> _Directions_
Return the lines from the start of the records up to and including the line that contains "color-swatch-unavailable-3[interactable] xyxy=(614,163,640,189)", copied exactly.

> _The data_

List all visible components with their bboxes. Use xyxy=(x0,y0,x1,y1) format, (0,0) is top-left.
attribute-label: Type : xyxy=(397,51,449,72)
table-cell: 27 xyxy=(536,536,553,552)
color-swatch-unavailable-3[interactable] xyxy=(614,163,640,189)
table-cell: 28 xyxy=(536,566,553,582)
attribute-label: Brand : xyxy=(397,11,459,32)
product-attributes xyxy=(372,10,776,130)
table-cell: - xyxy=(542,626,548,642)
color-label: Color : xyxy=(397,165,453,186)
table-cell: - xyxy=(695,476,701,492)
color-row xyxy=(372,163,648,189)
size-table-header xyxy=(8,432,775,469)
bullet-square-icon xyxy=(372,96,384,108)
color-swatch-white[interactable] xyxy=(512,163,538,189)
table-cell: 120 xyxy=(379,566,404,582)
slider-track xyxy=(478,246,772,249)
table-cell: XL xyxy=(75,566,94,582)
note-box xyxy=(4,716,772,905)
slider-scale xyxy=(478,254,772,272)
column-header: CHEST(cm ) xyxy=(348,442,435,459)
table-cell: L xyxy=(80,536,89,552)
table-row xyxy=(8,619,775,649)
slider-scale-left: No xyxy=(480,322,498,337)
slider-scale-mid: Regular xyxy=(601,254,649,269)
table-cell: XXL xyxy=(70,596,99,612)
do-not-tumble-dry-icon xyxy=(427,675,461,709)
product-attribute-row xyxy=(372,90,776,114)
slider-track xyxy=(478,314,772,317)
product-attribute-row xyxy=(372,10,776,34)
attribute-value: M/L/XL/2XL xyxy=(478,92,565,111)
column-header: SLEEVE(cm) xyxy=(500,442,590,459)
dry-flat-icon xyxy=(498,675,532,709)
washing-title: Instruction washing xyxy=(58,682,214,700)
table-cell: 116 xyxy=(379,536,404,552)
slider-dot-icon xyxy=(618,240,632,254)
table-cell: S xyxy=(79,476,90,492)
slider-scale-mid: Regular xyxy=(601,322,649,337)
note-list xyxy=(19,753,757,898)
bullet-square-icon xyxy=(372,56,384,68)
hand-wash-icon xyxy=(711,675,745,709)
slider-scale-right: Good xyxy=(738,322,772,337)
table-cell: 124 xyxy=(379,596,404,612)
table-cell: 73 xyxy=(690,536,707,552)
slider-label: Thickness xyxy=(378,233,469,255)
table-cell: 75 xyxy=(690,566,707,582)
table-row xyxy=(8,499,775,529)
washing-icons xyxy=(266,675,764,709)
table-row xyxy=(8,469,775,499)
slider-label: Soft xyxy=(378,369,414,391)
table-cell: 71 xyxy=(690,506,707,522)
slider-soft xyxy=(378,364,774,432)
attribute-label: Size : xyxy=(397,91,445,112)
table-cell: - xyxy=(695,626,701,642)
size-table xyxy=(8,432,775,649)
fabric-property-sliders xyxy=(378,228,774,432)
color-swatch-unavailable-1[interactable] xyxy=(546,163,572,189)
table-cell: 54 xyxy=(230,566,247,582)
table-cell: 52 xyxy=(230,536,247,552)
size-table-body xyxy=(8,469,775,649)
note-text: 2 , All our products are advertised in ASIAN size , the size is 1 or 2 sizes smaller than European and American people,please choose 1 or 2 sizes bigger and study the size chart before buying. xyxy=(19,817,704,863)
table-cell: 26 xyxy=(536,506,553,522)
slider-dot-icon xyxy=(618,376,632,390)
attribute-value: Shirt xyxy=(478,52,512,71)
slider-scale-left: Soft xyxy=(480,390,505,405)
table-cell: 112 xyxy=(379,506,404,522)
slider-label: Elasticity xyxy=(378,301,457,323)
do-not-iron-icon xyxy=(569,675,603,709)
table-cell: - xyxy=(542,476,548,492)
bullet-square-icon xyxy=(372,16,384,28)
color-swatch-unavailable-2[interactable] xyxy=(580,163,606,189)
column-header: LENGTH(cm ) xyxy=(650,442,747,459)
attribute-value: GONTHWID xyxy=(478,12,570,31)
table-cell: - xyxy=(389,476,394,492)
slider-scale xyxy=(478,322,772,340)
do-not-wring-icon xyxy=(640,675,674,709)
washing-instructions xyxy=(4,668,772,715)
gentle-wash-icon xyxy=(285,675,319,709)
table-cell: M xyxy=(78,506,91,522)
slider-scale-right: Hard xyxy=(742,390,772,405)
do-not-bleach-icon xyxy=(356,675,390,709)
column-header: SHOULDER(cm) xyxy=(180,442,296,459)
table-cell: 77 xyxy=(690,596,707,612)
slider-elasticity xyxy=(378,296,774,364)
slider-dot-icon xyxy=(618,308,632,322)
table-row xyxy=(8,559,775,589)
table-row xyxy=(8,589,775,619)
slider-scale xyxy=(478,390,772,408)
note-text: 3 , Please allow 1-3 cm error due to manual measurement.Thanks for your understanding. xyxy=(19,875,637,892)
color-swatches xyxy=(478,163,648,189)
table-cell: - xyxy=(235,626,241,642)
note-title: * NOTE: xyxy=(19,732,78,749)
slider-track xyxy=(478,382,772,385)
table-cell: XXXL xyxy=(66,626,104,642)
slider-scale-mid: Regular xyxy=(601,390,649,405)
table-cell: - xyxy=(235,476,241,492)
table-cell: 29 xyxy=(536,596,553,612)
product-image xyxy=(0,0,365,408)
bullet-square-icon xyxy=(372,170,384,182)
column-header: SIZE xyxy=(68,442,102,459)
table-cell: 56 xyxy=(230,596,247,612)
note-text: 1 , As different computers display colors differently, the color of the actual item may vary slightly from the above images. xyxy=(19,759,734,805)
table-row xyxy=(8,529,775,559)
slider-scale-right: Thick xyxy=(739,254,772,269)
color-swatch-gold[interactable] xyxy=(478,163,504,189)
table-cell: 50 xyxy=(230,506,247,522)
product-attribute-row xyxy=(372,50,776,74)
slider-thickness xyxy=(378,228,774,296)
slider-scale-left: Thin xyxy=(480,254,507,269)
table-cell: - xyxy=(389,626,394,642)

> _Task response_
List all visible components with their bboxes. Use xyxy=(x0,y0,x1,y1) format, (0,0) is top-left.
attribute-label: Type : xyxy=(397,51,449,72)
table-cell: 27 xyxy=(536,536,553,552)
color-swatch-unavailable-3[interactable] xyxy=(614,163,640,189)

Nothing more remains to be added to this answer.